## STATED PROBLEM
Repeat each line of the material exactly.

Collected data entries
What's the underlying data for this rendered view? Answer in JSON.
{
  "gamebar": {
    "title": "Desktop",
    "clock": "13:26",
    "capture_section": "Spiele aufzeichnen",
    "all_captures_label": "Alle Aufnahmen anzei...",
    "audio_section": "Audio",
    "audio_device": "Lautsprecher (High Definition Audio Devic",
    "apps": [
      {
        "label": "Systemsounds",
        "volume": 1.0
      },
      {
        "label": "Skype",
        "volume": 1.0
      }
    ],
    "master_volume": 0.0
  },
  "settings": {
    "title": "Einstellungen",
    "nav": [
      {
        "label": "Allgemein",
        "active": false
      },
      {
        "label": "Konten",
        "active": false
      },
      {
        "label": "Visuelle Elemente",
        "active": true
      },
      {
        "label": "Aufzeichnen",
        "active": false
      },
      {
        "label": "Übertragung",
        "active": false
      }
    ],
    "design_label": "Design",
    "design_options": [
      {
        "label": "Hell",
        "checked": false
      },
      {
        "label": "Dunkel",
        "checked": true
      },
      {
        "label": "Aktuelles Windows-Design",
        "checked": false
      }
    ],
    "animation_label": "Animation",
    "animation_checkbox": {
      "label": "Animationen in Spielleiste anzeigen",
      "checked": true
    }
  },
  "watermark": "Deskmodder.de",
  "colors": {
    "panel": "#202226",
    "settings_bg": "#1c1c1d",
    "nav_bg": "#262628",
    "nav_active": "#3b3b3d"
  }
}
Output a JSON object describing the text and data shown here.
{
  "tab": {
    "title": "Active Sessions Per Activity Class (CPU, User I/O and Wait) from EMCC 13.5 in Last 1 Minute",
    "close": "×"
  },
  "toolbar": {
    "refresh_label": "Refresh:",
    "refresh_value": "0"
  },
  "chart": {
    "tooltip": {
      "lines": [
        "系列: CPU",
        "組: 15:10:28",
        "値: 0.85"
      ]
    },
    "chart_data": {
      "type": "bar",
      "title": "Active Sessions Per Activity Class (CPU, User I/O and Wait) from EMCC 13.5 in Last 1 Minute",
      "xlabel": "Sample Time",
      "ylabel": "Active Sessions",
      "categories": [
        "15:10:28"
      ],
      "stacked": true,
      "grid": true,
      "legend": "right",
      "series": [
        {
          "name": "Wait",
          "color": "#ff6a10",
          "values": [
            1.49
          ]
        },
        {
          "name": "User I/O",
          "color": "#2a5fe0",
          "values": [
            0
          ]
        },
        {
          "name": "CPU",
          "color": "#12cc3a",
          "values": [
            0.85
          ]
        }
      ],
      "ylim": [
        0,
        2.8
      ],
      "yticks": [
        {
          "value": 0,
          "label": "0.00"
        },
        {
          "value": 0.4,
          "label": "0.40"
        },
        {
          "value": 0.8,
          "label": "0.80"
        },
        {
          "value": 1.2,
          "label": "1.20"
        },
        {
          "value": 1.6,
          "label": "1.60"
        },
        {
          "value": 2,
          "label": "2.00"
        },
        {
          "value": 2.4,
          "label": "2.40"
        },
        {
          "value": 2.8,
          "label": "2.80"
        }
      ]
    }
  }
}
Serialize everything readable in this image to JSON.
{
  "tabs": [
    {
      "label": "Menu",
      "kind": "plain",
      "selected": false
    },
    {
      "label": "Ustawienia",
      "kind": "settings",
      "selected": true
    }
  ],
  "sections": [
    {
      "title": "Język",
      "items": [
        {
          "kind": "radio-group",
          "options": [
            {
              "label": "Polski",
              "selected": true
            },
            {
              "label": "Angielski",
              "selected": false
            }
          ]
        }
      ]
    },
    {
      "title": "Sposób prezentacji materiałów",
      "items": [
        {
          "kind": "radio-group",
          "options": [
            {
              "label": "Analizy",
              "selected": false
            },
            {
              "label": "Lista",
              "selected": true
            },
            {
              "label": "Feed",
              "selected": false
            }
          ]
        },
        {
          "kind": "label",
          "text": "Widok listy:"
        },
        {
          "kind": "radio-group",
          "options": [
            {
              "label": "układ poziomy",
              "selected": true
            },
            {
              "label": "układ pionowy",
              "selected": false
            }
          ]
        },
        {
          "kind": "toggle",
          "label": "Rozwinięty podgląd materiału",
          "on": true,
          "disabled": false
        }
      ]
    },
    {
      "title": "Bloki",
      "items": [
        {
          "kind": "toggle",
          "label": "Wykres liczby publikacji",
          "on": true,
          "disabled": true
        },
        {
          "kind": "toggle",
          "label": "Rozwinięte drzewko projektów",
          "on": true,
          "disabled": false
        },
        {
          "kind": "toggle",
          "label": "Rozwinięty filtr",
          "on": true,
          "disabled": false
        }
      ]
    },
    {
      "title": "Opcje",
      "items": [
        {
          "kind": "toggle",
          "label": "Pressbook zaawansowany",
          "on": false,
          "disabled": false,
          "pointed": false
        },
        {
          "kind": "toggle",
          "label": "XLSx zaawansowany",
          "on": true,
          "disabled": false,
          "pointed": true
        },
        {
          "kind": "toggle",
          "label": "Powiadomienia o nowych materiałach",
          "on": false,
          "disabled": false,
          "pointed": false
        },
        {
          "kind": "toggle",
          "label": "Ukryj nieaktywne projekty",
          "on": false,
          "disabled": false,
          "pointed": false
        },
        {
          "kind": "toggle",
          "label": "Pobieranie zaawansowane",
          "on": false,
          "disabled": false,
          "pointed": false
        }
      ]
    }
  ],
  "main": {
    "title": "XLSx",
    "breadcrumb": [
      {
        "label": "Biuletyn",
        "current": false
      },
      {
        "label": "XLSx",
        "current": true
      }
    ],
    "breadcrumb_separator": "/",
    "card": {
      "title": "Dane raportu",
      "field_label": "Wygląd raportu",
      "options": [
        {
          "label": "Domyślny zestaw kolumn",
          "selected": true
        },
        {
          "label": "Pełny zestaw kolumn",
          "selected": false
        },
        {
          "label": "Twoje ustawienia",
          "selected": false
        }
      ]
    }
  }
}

## ANSWER TO THIS PROBLEM
What's the underlying data for this rendered view? Answer in JSON.
{
  "gamebar": {
    "title": "Desktop",
    "clock": "13:26",
    "capture_section": "Spiele aufzeichnen",
    "all_captures_label": "Alle Aufnahmen anzei...",
    "audio_section": "Audio",
    "audio_device": "Lautsprecher (High Definition Audio Devic",
    "apps": [
      {
        "label": "Systemsounds",
        "volume": 1.0
      },
      {
        "label": "Skype",
        "volume": 1.0
      }
    ],
    "master_volume": 0.0
  },
  "settings": {
    "title": "Einstellungen",
    "nav": [
      {
        "label": "Allgemein",
        "active": false
      },
      {
        "label": "Konten",
        "active": false
      },
      {
        "label": "Visuelle Elemente",
        "active": true
      },
      {
        "label": "Aufzeichnen",
        "active": false
      },
      {
        "label": "Übertragung",
        "active": false
      }
    ],
    "design_label": "Design",
    "design_options": [
      {
        "label": "Hell",
        "checked": false
      },
      {
        "label": "Dunkel",
        "checked": true
      },
      {
        "label": "Aktuelles Windows-Design",
        "checked": false
      }
    ],
    "animation_label": "Animation",
    "animation_checkbox": {
      "label": "Animationen in Spielleiste anzeigen",
      "checked": true
    }
  },
  "watermark": "Deskmodder.de",
  "colors": {
    "panel": "#202226",
    "settings_bg": "#1c1c1d",
    "nav_bg": "#262628",
    "nav_active": "#3b3b3d"
  }
}
Output a JSON object describing the text and data shown here.
{
  "tab": {
    "title": "Active Sessions Per Activity Class (CPU, User I/O and Wait) from EMCC 13.5 in Last 1 Minute",
    "close": "×"
  },
  "toolbar": {
    "refresh_label": "Refresh:",
    "refresh_value": "0"
  },
  "chart": {
    "tooltip": {
      "lines": [
        "系列: CPU",
        "組: 15:10:28",
        "値: 0.85"
      ]
    },
    "chart_data": {
      "type": "bar",
      "title": "Active Sessions Per Activity Class (CPU, User I/O and Wait) from EMCC 13.5 in Last 1 Minute",
      "xlabel": "Sample Time",
      "ylabel": "Active Sessions",
      "categories": [
        "15:10:28"
      ],
      "stacked": true,
      "grid": true,
      "legend": "right",
      "series": [
        {
          "name": "Wait",
          "color": "#ff6a10",
          "values": [
            1.49
          ]
        },
        {
          "name": "User I/O",
          "color": "#2a5fe0",
          "values": [
            0
          ]
        },
        {
          "name": "CPU",
          "color": "#12cc3a",
          "values": [
            0.85
          ]
        }
      ],
      "ylim": [
        0,
        2.8
      ],
      "yticks": [
        {
          "value": 0,
          "label": "0.00"
        },
        {
          "value": 0.4,
          "label": "0.40"
        },
        {
          "value": 0.8,
          "label": "0.80"
        },
        {
          "value": 1.2,
          "label": "1.20"
        },
        {
          "value": 1.6,
          "label": "1.60"
        },
        {
          "value": 2,
          "label": "2.00"
        },
        {
          "value": 2.4,
          "label": "2.40"
        },
        {
          "value": 2.8,
          "label": "2.80"
        }
      ]
    }
  }
}
Serialize everything readable in this image to JSON.
{
  "tabs": [
    {
      "label": "Menu",
      "kind": "plain",
      "selected": false
    },
    {
      "label": "Ustawienia",
      "kind": "settings",
      "selected": true
    }
  ],
  "sections": [
    {
      "title": "Język",
      "items": [
        {
          "kind": "radio-group",
          "options": [
            {
              "label": "Polski",
              "selected": true
            },
            {
              "label": "Angielski",
              "selected": false
            }
          ]
        }
      ]
    },
    {
      "title": "Sposób prezentacji materiałów",
      "items": [
        {
          "kind": "radio-group",
          "options": [
            {
              "label": "Analizy",
              "selected": false
            },
            {
              "label": "Lista",
              "selected": true
            },
            {
              "label": "Feed",
              "selected": false
            }
          ]
        },
        {
          "kind": "label",
          "text": "Widok listy:"
        },
        {
          "kind": "radio-group",
          "options": [
            {
              "label": "układ poziomy",
              "selected": true
            },
            {
              "label": "układ pionowy",
              "selected": false
            }
          ]
        },
        {
          "kind": "toggle",
          "label": "Rozwinięty podgląd materiału",
          "on": true,
          "disabled": false
        }
      ]
    },
    {
      "title": "Bloki",
      "items": [
        {
          "kind": "toggle",
          "label": "Wykres liczby publikacji",
          "on": true,
          "disabled": true
        },
        {
          "kind": "toggle",
          "label": "Rozwinięte drzewko projektów",
          "on": true,
          "disabled": false
        },
        {
          "kind": "toggle",
          "label": "Rozwinięty filtr",
          "on": true,
          "disabled": false
        }
      ]
    },
    {
      "title": "Opcje",
      "items": [
        {
          "kind": "toggle",
          "label": "Pressbook zaawansowany",
          "on": false,
          "disabled": false,
          "pointed": false
        },
        {
          "kind": "toggle",
          "label": "XLSx zaawansowany",
          "on": true,
          "disabled": false,
          "pointed": true
        },
        {
          "kind": "toggle",
          "label": "Powiadomienia o nowych materiałach",
          "on": false,
          "disabled": false,
          "pointed": false
        },
        {
          "kind": "toggle",
          "label": "Ukryj nieaktywne projekty",
          "on": false,
          "disabled": false,
          "pointed": false
        },
        {
          "kind": "toggle",
          "label": "Pobieranie zaawansowane",
          "on": false,
          "disabled": false,
          "pointed": false
        }
      ]
    }
  ],
  "main": {
    "title": "XLSx",
    "breadcrumb": [
      {
        "label": "Biuletyn",
        "current": false
      },
      {
        "label": "XLSx",
        "current": true
      }
    ],
    "breadcrumb_separator": "/",
    "card": {
      "title": "Dane raportu",
      "field_label": "Wygląd raportu",
      "options": [
        {
          "label": "Domyślny zestaw kolumn",
          "selected": true
        },
        {
          "label": "Pełny zestaw kolumn",
          "selected": false
        },
        {
          "label": "Twoje ustawienia",
          "selected": false
        }
      ]
    }
  }
}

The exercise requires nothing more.